_Exercise objective_. List each line of the records that contains the string "section".
[start Provided entries]
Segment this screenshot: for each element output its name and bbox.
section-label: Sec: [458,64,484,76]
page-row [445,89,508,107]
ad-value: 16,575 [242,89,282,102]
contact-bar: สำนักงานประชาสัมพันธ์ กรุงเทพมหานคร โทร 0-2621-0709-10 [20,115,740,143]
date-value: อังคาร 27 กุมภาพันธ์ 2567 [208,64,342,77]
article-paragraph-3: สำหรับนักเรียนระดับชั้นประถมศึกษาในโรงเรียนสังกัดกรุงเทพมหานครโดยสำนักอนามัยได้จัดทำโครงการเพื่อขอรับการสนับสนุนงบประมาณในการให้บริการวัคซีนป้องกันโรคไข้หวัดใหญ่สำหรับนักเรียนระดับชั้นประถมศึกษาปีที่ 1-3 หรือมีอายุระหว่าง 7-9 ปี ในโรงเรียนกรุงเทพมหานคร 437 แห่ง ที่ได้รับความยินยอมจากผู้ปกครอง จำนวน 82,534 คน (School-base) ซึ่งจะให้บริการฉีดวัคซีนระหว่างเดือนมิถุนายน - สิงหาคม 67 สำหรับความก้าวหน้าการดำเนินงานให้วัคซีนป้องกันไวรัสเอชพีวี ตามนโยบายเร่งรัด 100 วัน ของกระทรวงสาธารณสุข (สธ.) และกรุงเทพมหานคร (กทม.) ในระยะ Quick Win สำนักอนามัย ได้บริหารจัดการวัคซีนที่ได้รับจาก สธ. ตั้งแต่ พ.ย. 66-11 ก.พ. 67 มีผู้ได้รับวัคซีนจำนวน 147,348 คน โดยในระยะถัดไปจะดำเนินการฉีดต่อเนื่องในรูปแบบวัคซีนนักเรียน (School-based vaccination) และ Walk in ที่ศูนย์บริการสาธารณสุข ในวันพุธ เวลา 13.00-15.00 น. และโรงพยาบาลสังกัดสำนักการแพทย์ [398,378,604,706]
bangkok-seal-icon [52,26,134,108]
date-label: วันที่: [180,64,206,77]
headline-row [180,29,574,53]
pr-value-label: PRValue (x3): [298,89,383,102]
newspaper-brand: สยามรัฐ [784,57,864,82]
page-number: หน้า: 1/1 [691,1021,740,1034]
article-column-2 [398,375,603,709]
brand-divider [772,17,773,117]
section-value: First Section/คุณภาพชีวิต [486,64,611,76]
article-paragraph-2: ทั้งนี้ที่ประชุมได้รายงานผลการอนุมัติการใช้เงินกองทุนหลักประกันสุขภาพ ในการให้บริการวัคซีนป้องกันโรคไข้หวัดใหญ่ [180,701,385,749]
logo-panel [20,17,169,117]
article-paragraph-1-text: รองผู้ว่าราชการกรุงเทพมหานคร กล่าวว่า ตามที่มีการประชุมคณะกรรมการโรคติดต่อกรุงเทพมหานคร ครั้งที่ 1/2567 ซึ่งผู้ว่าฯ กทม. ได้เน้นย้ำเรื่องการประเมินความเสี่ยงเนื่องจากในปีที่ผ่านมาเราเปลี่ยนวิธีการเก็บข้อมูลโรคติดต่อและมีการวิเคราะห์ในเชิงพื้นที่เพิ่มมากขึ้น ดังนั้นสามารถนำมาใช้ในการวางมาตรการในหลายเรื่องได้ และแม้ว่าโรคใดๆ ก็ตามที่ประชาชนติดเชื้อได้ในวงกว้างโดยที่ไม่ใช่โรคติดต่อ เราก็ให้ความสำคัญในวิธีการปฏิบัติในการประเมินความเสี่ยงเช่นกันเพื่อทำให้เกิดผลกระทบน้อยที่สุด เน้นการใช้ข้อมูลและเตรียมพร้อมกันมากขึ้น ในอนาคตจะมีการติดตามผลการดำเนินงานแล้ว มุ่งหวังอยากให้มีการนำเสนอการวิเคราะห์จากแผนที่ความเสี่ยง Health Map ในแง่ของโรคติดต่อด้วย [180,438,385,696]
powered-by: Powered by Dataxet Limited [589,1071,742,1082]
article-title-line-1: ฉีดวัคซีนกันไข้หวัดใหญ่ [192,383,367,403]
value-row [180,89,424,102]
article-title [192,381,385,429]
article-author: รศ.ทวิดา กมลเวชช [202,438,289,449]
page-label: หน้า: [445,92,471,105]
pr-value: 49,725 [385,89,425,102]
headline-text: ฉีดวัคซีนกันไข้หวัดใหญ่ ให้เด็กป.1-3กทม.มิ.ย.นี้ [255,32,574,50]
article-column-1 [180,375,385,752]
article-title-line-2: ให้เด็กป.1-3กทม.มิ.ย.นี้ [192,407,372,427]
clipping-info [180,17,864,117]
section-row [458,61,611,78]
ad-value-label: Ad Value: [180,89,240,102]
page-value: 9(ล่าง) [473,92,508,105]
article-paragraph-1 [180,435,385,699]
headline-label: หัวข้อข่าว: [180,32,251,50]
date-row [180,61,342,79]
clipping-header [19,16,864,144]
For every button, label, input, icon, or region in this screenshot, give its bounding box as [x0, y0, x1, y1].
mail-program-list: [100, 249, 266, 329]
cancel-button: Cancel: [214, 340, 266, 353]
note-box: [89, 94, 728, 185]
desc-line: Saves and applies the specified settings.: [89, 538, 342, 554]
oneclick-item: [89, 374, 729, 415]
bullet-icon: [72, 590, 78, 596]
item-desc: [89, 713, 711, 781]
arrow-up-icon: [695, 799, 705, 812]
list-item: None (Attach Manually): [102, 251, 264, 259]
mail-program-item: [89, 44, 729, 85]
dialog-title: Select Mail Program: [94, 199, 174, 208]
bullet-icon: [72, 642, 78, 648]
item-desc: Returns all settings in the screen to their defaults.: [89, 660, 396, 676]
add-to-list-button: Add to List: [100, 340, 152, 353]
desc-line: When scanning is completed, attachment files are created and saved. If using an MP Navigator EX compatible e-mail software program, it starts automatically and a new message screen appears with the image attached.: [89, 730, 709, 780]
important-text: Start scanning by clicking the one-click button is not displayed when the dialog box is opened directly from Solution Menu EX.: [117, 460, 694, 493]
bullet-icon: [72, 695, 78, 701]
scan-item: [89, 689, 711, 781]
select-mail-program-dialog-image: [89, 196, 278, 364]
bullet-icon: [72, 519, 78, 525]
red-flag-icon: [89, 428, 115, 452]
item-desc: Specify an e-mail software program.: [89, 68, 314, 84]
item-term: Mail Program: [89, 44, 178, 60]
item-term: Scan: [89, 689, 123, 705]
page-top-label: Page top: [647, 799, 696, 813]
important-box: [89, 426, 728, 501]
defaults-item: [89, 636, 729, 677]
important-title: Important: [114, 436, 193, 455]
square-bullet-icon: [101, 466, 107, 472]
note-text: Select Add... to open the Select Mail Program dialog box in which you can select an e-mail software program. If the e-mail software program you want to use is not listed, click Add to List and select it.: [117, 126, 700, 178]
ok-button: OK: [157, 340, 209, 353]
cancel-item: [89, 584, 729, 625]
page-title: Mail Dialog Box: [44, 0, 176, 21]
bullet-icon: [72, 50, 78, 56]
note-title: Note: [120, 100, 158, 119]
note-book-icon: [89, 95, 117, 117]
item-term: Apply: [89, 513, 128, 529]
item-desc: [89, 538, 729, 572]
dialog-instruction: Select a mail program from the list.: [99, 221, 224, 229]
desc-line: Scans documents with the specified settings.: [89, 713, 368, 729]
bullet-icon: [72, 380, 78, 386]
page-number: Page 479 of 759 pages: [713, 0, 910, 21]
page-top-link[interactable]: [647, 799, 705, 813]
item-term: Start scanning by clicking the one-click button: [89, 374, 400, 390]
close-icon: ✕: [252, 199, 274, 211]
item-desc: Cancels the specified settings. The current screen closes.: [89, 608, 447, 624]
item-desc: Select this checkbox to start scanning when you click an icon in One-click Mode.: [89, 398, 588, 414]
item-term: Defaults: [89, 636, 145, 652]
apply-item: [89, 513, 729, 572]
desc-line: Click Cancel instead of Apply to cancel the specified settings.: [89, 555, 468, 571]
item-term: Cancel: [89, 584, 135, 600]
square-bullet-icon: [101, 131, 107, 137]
[end Provided entries]
_Expected answer_.
section-label: Sec: [458,64,484,76]
section-value: First Section/คุณภาพชีวิต [486,64,611,76]
section-row [458,61,611,78]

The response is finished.